Report each line of the records where "hinab" occurs.

Dataset records of document pages:
┌──

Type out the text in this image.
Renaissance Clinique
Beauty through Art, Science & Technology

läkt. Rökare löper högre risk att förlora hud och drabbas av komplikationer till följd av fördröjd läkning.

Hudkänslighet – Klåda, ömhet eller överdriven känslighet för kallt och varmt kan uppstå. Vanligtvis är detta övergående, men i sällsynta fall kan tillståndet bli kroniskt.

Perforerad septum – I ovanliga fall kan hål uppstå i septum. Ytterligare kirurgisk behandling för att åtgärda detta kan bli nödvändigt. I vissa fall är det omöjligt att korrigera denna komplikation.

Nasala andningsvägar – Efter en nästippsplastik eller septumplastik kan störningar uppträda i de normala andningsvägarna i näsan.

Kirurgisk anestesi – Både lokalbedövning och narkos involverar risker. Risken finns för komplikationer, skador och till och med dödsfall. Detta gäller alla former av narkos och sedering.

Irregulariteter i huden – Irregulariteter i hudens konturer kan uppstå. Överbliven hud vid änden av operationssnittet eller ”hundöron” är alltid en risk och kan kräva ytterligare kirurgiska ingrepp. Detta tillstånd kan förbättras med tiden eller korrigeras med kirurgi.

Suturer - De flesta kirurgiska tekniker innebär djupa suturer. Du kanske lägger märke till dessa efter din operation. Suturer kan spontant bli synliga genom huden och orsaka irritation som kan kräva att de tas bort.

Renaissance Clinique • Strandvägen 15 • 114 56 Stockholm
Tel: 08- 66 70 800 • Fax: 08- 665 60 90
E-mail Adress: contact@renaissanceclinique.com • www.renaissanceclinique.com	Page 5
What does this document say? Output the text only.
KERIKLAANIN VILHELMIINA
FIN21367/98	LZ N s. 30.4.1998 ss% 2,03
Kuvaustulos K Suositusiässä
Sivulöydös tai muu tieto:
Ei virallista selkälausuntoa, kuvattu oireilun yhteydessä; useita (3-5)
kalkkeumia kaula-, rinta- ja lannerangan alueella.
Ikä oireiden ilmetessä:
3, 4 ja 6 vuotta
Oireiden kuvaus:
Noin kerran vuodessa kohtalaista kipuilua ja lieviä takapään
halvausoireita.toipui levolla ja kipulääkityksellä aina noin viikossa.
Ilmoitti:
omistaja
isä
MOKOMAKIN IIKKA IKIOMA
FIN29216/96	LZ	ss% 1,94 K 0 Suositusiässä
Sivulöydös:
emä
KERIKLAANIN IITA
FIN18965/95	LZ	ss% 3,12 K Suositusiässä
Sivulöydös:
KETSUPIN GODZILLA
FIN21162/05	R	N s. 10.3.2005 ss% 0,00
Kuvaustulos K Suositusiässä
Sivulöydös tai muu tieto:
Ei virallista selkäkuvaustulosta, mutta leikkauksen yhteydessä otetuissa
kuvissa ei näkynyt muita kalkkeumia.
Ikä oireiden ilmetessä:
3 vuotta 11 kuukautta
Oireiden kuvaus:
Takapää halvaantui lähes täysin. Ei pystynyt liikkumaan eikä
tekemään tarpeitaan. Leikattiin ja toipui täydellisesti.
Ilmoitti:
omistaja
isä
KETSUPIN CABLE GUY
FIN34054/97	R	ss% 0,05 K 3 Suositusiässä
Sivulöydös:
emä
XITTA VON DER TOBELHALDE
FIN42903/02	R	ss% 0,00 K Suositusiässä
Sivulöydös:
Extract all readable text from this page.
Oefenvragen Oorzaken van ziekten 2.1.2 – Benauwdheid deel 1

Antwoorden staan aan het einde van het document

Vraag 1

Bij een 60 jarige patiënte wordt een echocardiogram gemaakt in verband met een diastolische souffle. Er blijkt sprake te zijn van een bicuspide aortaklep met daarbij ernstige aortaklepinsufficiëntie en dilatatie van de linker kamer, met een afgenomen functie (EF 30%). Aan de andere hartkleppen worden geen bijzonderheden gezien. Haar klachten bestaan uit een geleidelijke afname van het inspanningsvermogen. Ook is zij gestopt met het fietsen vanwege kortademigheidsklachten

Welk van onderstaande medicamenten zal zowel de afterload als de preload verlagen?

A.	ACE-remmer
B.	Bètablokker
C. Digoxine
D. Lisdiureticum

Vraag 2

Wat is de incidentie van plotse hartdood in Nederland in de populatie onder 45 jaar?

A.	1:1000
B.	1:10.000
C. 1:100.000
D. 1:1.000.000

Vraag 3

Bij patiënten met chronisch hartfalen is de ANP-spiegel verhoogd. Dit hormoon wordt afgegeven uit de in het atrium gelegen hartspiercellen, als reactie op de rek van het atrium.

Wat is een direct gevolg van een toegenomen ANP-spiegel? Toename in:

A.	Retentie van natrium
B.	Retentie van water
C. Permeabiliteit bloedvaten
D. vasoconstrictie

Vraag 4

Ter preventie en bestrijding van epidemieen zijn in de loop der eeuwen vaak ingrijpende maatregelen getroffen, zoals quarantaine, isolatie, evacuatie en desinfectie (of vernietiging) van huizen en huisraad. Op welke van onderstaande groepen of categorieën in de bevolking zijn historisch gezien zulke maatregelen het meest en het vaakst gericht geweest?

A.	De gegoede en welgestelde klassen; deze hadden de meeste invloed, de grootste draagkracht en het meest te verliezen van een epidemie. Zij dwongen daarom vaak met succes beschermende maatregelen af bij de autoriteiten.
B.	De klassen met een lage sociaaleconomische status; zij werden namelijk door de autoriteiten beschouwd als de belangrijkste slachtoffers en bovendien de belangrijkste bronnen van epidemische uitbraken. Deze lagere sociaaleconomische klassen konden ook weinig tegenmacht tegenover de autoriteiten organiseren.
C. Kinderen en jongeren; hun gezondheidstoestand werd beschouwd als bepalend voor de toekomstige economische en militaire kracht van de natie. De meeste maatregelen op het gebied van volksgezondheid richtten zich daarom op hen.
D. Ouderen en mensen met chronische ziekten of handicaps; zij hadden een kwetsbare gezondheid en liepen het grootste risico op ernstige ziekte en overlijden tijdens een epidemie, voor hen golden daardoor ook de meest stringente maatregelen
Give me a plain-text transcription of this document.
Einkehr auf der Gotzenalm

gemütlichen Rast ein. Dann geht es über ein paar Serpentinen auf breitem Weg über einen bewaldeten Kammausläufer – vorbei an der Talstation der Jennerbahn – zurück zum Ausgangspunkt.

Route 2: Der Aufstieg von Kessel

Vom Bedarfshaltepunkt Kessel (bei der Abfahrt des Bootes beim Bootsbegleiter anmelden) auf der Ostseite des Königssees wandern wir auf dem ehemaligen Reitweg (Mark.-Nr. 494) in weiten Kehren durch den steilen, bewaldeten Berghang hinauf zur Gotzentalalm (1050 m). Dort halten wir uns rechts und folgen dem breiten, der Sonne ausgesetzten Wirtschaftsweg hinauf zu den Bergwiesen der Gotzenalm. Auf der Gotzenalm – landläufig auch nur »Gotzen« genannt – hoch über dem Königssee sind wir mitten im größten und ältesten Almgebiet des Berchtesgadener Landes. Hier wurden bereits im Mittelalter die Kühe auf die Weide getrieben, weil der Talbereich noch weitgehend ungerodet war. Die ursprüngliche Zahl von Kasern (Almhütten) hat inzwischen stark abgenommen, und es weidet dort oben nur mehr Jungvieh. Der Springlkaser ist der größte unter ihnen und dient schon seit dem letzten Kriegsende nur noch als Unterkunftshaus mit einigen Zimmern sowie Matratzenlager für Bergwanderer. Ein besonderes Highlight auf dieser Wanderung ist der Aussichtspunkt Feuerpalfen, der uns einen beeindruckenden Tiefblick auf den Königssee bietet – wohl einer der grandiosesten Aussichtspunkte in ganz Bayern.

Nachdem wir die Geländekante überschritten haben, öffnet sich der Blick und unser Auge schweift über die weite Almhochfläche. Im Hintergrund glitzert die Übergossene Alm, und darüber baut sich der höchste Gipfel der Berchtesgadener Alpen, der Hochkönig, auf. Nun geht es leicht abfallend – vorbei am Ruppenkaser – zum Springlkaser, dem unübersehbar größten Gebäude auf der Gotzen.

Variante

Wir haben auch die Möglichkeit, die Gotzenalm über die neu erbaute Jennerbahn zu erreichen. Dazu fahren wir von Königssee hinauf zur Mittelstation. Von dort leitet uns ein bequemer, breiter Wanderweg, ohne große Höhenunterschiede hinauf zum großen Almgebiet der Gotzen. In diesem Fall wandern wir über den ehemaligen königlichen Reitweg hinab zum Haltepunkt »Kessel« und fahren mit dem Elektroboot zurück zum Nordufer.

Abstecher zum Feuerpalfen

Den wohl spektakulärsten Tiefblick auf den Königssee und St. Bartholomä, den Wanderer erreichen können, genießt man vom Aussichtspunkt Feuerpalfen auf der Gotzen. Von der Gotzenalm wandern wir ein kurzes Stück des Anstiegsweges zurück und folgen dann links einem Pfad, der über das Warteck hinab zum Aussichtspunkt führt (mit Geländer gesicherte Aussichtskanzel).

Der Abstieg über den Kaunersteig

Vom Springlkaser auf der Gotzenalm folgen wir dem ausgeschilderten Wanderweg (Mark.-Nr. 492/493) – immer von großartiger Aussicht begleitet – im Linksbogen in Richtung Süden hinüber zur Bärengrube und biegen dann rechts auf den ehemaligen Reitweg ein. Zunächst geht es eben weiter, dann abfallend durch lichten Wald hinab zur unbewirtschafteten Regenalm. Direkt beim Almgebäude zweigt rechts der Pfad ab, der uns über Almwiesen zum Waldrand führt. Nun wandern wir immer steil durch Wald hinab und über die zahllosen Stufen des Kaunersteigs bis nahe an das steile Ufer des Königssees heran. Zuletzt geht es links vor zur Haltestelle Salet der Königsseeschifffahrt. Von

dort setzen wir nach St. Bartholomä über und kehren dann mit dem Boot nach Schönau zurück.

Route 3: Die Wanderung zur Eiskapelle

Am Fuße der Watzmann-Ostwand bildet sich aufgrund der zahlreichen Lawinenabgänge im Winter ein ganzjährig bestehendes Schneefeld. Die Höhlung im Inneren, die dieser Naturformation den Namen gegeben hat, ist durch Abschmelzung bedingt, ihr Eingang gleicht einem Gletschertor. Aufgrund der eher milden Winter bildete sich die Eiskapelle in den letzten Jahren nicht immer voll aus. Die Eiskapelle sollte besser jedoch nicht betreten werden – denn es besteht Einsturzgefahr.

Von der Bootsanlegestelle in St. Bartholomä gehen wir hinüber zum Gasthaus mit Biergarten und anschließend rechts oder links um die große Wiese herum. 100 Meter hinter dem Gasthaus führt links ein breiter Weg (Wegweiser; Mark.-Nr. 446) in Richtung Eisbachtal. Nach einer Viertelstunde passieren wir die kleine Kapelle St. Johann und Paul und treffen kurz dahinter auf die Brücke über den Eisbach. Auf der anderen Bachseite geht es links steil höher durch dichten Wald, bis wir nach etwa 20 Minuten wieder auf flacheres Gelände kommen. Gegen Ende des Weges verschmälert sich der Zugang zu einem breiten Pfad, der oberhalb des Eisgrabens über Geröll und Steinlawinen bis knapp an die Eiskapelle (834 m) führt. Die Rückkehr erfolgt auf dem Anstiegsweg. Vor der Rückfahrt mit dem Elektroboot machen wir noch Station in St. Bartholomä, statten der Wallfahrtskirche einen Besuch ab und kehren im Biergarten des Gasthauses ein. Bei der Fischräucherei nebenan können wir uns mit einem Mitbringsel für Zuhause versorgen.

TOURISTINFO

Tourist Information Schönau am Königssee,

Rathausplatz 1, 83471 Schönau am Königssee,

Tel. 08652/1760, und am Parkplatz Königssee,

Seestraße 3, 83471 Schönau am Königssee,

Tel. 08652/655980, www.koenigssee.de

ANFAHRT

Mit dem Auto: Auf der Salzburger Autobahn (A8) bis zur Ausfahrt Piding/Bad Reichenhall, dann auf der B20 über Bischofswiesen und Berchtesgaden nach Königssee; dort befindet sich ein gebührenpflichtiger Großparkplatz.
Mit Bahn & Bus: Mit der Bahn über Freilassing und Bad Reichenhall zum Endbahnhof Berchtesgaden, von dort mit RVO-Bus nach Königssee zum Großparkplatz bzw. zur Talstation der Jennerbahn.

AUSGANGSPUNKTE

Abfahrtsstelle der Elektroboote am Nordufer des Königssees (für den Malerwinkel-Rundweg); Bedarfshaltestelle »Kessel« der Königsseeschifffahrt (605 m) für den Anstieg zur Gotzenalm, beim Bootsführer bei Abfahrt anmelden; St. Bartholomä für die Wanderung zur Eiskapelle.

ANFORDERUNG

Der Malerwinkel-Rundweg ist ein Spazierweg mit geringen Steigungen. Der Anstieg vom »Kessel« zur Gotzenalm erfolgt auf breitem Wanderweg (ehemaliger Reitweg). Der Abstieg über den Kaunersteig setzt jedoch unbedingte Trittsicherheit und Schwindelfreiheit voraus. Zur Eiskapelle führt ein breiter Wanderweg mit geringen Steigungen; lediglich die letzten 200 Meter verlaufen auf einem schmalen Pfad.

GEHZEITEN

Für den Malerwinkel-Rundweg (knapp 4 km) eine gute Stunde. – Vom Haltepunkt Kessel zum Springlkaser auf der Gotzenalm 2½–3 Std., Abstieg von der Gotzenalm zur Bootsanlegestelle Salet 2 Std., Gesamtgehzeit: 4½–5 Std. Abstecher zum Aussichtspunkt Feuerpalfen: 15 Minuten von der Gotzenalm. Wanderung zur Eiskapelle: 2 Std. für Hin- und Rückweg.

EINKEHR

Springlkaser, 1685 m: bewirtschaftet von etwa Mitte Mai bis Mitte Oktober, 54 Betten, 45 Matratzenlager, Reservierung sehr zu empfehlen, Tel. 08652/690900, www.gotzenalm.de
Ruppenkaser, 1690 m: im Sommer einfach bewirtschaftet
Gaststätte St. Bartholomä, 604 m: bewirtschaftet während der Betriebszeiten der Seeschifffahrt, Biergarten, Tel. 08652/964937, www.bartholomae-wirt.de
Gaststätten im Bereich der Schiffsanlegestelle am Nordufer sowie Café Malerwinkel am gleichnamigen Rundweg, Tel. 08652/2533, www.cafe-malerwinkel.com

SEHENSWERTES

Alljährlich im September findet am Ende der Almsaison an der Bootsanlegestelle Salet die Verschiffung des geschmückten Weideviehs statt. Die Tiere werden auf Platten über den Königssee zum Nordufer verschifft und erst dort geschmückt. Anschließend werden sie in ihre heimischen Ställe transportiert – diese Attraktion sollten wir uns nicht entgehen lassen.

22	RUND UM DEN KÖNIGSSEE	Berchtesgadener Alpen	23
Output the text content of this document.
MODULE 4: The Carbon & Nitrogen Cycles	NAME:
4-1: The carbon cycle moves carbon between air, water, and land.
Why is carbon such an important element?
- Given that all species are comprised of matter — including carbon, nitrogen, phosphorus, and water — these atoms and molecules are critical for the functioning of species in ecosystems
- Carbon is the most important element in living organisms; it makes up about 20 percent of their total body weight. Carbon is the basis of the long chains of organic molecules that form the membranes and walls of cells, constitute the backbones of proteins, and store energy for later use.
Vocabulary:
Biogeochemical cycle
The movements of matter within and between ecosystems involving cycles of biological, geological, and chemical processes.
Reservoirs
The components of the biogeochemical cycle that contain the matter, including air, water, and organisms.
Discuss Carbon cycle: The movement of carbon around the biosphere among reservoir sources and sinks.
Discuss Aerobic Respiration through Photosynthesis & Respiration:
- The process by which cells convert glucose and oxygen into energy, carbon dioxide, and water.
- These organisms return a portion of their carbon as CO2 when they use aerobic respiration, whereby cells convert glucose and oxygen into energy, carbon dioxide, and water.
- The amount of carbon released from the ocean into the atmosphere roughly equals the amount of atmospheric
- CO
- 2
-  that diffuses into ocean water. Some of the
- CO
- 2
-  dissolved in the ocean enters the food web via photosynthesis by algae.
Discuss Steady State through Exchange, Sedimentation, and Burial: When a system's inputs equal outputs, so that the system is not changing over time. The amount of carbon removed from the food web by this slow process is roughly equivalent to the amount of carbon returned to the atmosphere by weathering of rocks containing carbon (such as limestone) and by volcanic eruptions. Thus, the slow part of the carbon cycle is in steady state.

└──

= THE ANSWER =
Wir haben auch die Möglichkeit, die Gotzenalm über die neu erbaute Jennerbahn zu erreichen. Dazu fahren wir von Königssee hinauf zur Mittelstation. Von dort leitet uns ein bequemer, breiter Wanderweg, ohne große Höhenunterschiede hinauf zum großen Almgebiet der Gotzen. In diesem Fall wandern wir über den ehemaligen königlichen Reitweg hinab zum Haltepunkt »Kessel« und fahren mit dem Elektroboot zurück zum Nordufer.
Den wohl spektakulärsten Tiefblick auf den Königssee und St. Bartholomä, den Wanderer erreichen können, genießt man vom Aussichtspunkt Feuerpalfen auf der Gotzen. Von der Gotzenalm wandern wir ein kurzes Stück des Anstiegsweges zurück und folgen dann links einem Pfad, der über das Warteck hinab zum Aussichtspunkt führt (mit Geländer gesicherte Aussichtskanzel).
Vom Springlkaser auf der Gotzenalm folgen wir dem ausgeschilderten Wanderweg (Mark.-Nr. 492/493) – immer von großartiger Aussicht begleitet – im Linksbogen in Richtung Süden hinüber zur Bärengrube und biegen dann rechts auf den ehemaligen Reitweg ein. Zunächst geht es eben weiter, dann abfallend durch lichten Wald hinab zur unbewirtschafteten Regenalm. Direkt beim Almgebäude zweigt rechts der Pfad ab, der uns über Almwiesen zum Waldrand führt. Nun wandern wir immer steil durch Wald hinab und über die zahllosen Stufen des Kaunersteigs bis nahe an das steile Ufer des Königssees heran. Zuletzt geht es links vor zur Haltestelle Salet der Königsseeschifffahrt. Von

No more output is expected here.